掲載本文
☆ ☆ ☆ ☆

設楽:Douillard先生は抗EGFR抗体薬のre-challengeについてどのようにお考えですか。臨床での実感として、Cetuximabの再投与を検討した既報9)ほど有効ではないと感じています。
Douillard:我々が独自にre-challenge を検討したところ、奏効率は11%でした。ただ、再投与により病状が安定した症例もみられます。
吉野:抗EGFR抗体薬を1st-lineで投与した後、どのくらいの期間経てばre-challengeが可能でしょうか。
Douillard:実臨床においては増悪を認めない限りre-challengeしません。
設楽:欧州では3rd-lineでRegorafenibも治療選択肢に入ると思いますが、Douillard先生は抗EGFR抗体薬とRegorafenibのどちらを選択されますか。
Douillard:RegorafenibはVEGF阻害作用があります。抗EGFR抗体薬のEGFR阻害とVEGF阻害を交互に作用させるとよいと思います。
設楽:Douillard先生は1st-lineで抗EGFR抗体薬を使用されるとのお話でしたが、2nd-lineでBevを用いた後に、抗EGFR抗体薬を使用するということでしょうか。

Douillard:Bev併用療法により増悪した場合、私は抗EGFR抗体薬を再投与し、その後、再びVEGF阻害剤を導入します。
吉野:Douillard先生のサンドイッチ型の戦略は再導入を考える際のキーポイントになりますね。本日は、今年の米国臨床腫瘍学会で発表された最新のエビデンスから、切除不能大腸癌の1st-lineに対する欧州の治療戦略とともに、日本の先生方の治療戦略について、非常に有意義な議論ができたと思います。ありがとうございました。

☆ ☆ ☆ ☆

収集したデータ項目:
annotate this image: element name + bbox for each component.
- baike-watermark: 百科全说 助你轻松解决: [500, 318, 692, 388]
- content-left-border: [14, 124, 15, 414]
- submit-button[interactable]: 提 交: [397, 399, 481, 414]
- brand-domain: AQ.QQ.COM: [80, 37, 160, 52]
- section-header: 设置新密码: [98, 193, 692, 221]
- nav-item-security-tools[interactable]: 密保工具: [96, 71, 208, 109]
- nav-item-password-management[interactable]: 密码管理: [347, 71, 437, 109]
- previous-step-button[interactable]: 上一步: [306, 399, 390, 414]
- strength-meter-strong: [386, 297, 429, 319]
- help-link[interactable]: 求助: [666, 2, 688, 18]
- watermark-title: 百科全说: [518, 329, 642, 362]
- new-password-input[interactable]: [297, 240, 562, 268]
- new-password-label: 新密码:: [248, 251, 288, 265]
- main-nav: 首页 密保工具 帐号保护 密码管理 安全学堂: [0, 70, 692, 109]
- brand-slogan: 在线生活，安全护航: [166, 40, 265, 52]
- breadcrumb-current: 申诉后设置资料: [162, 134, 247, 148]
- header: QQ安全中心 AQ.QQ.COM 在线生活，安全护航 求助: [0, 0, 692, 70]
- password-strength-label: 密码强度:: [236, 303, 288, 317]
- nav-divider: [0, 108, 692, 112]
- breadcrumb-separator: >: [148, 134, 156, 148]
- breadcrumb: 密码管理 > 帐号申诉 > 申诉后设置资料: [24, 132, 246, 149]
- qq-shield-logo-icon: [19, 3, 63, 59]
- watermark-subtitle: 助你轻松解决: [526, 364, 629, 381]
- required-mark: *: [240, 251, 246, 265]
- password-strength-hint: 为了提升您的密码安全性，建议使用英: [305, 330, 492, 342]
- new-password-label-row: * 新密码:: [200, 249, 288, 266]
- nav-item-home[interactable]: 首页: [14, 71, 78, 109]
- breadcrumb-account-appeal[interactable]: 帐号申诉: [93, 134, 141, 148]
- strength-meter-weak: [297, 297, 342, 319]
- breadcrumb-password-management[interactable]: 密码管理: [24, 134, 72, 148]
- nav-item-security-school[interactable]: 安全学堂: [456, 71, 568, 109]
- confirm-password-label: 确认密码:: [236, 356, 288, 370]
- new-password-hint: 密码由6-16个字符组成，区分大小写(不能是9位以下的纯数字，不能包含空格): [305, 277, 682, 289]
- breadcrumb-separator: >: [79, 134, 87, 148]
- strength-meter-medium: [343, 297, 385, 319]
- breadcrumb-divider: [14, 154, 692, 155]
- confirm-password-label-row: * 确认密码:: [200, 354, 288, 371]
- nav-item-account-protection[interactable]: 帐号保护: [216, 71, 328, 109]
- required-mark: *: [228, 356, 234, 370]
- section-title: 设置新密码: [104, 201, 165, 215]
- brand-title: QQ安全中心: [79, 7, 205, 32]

☆ ☆ ☆ ☆

答える設問
1. 抗EGFR抗体薬の再投与をめぐる討論で、Douillardが独自に検討したre-challengeの奏効率はいくつでしたか。
2. 抗EGFR抗体薬の再投与をめぐる討論に出てくる個々の薬剤名を、本文の表記のまますべて挙げてください。「抗EGFR抗体薬」「VEGF阻害剤」のような薬剤の種類を表す語は除きます。

各設問の解答
1. 11%です。

2. Cetuximab、Regorafenib、Bev